Find the lines holding the string "крупногабаритных" in the data, then copy all of them.

══ PROVIDED DATA

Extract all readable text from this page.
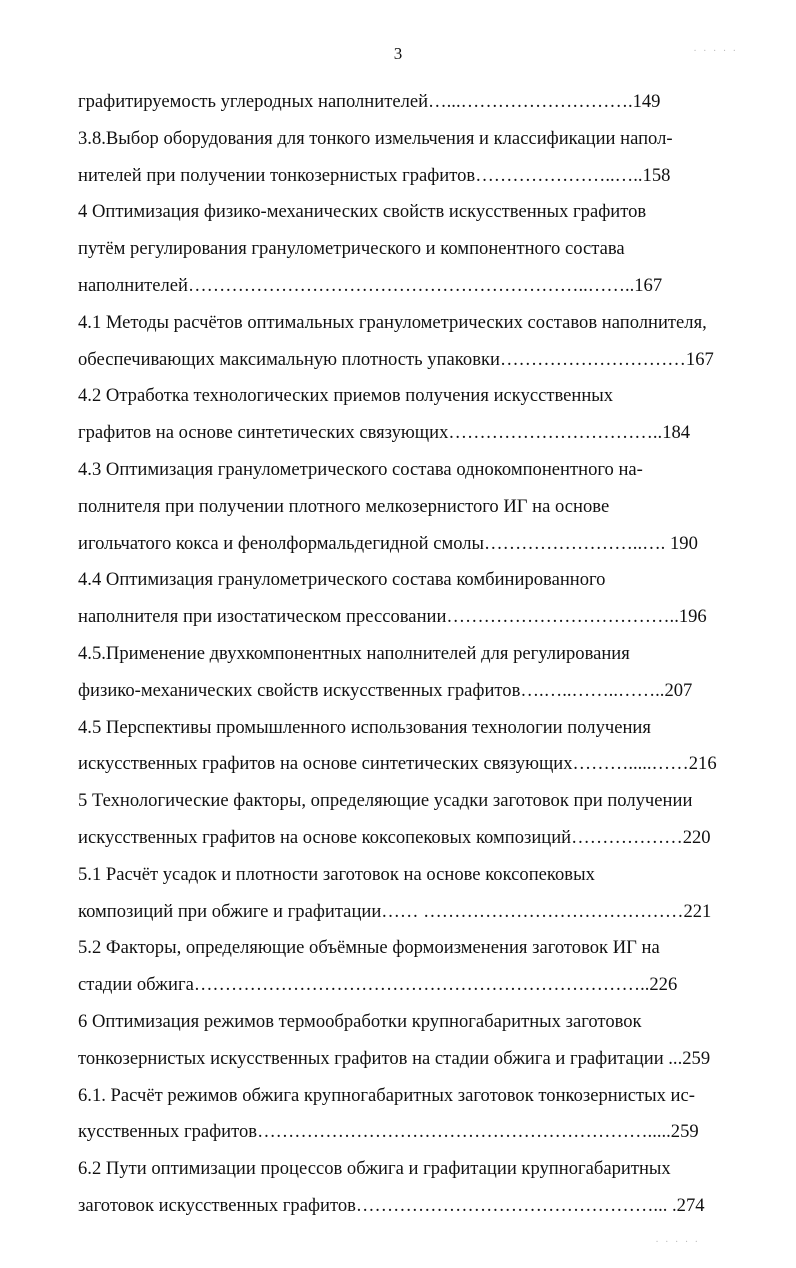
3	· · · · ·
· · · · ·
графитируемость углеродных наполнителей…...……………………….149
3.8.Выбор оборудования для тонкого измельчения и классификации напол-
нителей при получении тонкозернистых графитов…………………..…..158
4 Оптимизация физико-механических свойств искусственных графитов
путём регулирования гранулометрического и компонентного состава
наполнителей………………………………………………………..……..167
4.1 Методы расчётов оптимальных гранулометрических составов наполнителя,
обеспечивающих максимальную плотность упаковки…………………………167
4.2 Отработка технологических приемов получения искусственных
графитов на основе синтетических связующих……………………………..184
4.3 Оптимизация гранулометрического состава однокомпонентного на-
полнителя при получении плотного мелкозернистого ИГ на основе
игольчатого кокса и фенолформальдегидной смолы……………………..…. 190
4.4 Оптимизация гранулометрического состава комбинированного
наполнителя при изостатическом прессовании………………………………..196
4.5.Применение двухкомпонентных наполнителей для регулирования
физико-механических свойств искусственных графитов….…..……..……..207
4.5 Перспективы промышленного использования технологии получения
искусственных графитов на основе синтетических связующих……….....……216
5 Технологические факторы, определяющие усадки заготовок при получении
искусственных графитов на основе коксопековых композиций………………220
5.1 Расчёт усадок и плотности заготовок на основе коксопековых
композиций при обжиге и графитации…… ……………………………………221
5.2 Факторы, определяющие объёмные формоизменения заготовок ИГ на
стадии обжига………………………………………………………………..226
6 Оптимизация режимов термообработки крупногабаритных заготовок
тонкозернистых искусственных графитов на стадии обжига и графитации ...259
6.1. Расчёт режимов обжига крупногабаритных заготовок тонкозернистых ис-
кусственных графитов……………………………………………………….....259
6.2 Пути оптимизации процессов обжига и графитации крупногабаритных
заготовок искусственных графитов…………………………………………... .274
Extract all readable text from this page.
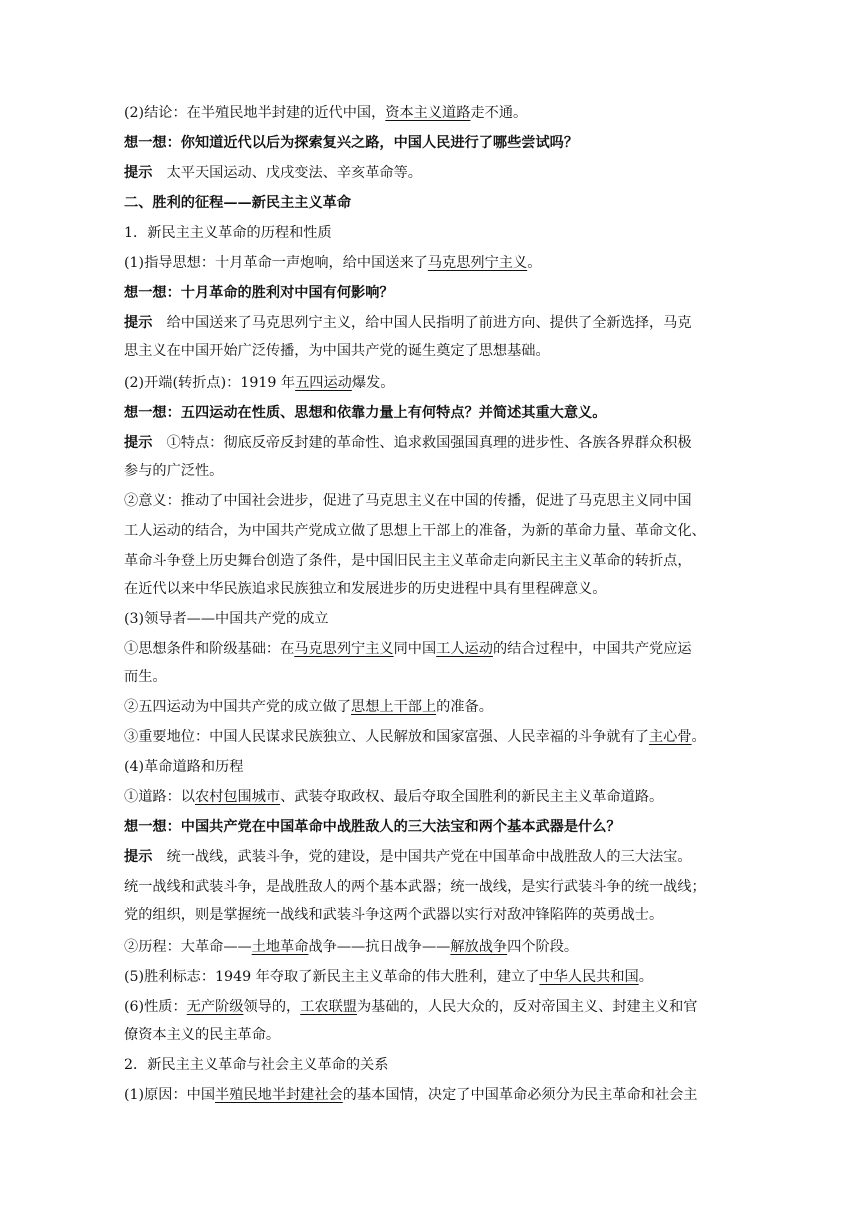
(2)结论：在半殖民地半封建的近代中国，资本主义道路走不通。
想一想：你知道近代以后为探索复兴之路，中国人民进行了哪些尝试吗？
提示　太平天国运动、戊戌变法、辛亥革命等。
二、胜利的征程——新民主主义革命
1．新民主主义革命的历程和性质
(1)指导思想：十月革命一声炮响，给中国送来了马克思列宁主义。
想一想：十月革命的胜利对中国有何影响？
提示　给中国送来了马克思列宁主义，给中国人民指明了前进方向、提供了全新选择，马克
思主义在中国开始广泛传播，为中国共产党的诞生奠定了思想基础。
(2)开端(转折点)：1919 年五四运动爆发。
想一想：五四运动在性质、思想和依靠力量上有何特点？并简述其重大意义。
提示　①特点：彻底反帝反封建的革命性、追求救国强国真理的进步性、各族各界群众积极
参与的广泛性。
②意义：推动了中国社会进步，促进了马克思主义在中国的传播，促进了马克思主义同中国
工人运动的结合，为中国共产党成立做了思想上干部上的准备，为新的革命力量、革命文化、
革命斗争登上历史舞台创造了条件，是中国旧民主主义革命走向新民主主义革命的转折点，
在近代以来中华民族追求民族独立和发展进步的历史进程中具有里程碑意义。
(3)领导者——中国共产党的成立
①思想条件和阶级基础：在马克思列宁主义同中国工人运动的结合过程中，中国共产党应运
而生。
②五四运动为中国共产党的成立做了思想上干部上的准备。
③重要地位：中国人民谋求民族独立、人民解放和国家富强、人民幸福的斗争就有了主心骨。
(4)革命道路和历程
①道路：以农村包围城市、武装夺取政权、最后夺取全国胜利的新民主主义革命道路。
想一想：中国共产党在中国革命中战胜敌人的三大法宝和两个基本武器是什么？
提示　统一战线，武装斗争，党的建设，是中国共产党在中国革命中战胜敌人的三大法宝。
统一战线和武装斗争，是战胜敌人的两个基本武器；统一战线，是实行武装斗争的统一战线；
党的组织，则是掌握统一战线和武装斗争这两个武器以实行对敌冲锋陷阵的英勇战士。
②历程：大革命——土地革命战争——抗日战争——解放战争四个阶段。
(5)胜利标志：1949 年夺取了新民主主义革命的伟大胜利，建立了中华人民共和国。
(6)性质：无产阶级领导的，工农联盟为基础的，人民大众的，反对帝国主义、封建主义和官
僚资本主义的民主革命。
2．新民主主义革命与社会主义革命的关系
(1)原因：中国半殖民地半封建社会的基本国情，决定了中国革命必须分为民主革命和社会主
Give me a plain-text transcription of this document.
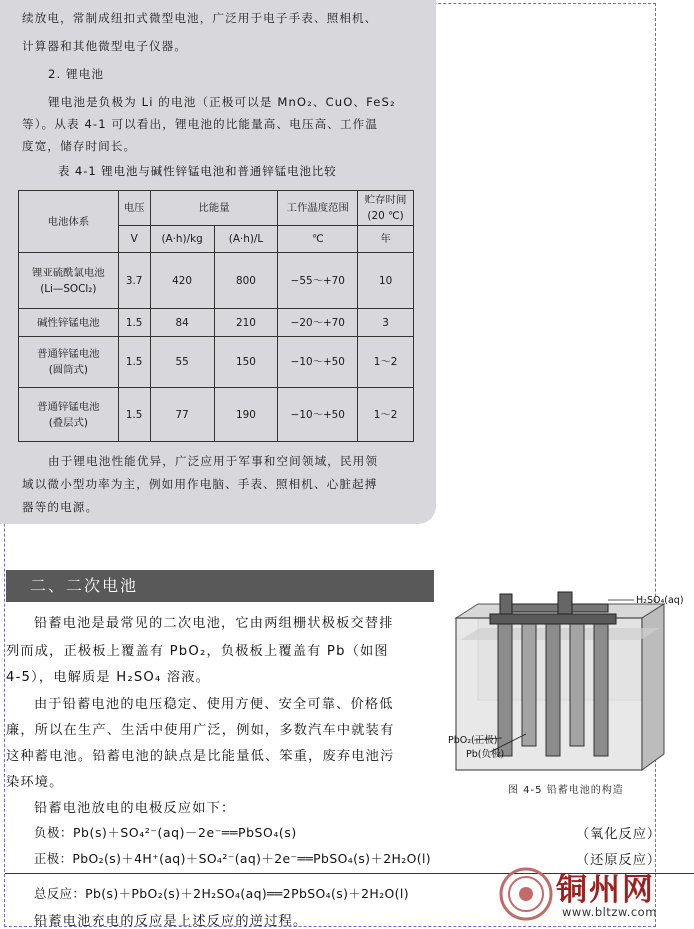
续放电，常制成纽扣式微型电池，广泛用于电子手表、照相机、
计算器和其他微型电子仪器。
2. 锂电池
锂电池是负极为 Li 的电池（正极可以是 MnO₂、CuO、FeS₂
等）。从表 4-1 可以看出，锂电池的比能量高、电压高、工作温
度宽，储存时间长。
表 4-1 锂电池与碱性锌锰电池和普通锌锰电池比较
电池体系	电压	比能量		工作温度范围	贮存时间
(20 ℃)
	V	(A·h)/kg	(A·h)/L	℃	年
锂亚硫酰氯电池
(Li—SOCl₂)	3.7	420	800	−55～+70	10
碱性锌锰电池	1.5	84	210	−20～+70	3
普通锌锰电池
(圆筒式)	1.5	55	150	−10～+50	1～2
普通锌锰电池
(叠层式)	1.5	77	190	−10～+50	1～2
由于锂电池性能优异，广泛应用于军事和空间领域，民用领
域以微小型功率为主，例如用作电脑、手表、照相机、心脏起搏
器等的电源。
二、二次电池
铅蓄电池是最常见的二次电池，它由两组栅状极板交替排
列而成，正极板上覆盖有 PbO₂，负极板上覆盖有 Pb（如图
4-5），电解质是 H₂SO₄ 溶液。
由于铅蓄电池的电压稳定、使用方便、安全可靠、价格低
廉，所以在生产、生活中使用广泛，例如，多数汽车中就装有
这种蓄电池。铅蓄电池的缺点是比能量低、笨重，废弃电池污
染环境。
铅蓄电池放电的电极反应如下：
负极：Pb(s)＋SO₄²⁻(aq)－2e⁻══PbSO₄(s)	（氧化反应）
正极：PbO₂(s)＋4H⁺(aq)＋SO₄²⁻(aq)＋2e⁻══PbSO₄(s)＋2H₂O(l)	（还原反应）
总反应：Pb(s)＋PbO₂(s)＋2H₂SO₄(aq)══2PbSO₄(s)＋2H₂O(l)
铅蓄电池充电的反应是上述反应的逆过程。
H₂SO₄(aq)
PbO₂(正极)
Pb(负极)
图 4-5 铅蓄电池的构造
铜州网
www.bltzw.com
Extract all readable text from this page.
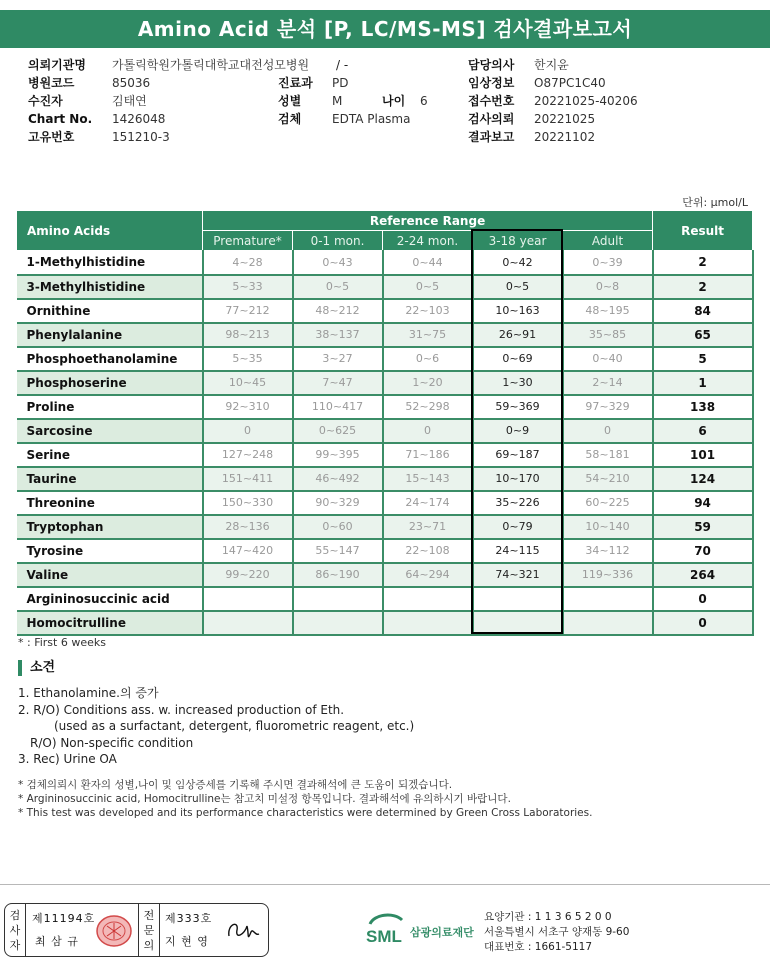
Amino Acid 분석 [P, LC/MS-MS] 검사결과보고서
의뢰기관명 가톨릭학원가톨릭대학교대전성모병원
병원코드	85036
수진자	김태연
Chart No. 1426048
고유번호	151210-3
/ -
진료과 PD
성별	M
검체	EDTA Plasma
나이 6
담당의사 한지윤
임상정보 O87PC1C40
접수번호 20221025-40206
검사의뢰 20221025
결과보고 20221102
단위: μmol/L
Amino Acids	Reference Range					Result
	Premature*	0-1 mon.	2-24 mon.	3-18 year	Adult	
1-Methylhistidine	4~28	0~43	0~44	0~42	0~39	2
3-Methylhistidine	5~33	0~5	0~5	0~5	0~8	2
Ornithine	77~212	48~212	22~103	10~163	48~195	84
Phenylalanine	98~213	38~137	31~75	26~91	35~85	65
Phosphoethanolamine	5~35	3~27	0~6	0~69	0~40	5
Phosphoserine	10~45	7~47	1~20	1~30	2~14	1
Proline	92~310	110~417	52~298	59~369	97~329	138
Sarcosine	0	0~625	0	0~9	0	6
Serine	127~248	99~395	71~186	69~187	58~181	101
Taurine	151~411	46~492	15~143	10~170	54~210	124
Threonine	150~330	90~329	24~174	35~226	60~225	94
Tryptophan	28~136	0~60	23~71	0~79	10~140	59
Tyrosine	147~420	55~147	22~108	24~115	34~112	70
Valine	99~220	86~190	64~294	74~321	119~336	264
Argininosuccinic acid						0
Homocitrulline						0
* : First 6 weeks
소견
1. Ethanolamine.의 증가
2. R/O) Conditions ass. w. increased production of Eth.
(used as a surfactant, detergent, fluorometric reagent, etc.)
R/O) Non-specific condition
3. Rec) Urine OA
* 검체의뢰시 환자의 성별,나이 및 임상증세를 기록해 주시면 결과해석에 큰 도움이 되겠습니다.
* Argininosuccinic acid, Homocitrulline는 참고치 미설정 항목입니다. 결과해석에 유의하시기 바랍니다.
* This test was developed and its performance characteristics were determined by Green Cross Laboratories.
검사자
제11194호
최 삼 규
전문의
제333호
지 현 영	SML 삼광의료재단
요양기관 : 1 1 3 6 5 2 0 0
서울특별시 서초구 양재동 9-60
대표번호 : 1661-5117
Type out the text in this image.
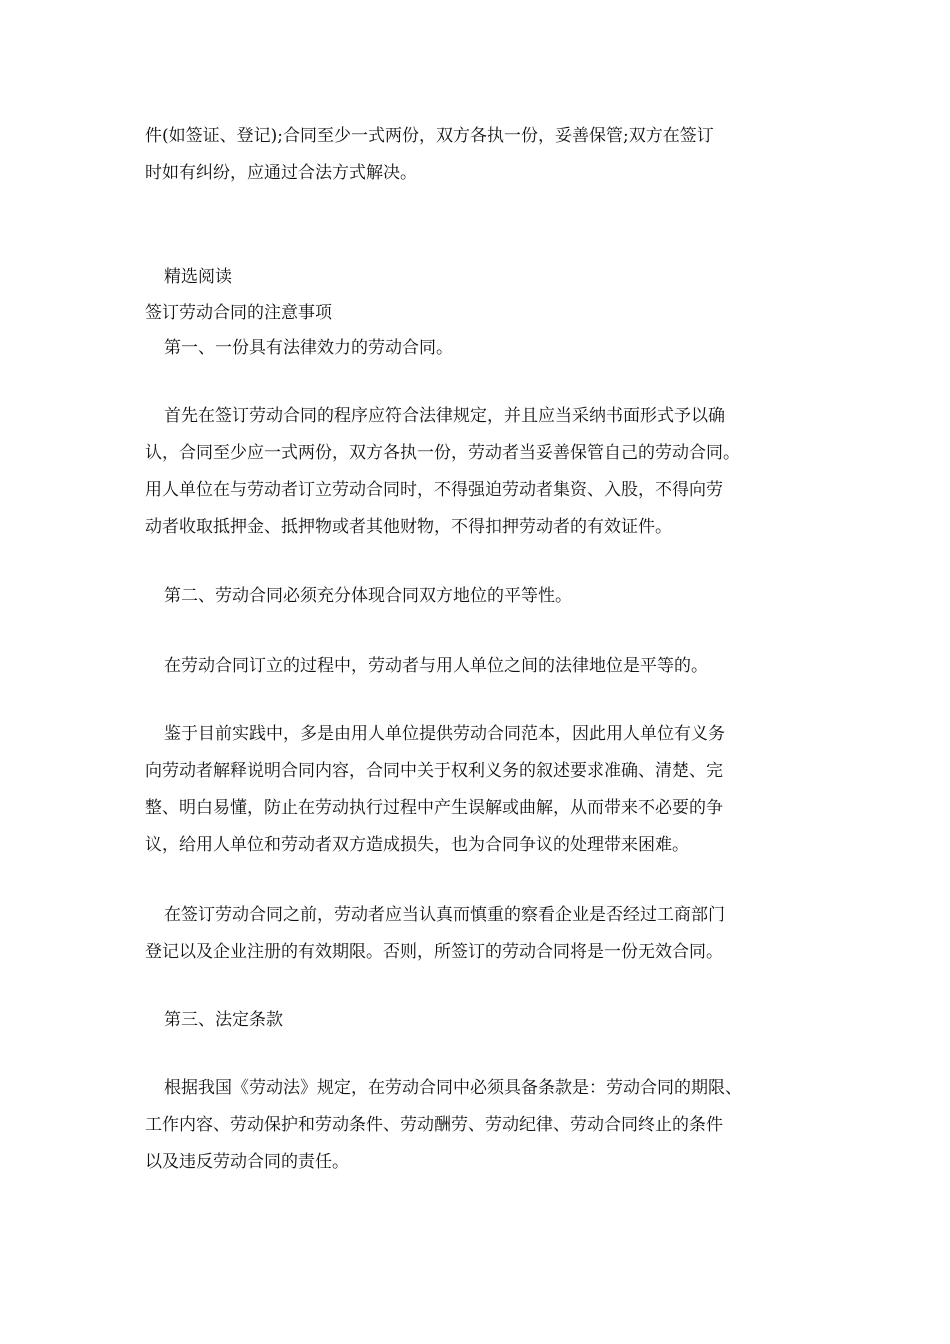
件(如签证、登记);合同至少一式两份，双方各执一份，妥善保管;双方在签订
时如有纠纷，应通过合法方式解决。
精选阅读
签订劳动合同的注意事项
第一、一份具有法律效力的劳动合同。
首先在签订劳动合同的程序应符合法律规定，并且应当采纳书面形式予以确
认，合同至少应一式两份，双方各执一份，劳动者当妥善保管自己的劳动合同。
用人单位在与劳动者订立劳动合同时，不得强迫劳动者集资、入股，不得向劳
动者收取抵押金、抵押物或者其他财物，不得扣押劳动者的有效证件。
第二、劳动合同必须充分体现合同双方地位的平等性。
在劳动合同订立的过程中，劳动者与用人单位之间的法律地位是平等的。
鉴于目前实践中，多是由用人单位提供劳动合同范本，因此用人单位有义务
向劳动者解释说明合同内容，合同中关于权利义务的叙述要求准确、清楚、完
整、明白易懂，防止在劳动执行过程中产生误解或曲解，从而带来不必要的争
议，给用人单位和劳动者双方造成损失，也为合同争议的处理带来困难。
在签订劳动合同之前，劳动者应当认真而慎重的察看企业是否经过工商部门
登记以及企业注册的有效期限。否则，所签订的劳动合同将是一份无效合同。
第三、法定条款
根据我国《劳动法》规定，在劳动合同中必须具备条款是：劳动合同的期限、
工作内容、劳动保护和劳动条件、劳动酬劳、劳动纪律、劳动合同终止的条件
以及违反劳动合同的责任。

════

### TASK SOLUTION
6 Оптимизация режимов термообработки крупногабаритных заготовок
6.1. Расчёт режимов обжига крупногабаритных заготовок тонкозернистых ис-
6.2 Пути оптимизации процессов обжига и графитации крупногабаритных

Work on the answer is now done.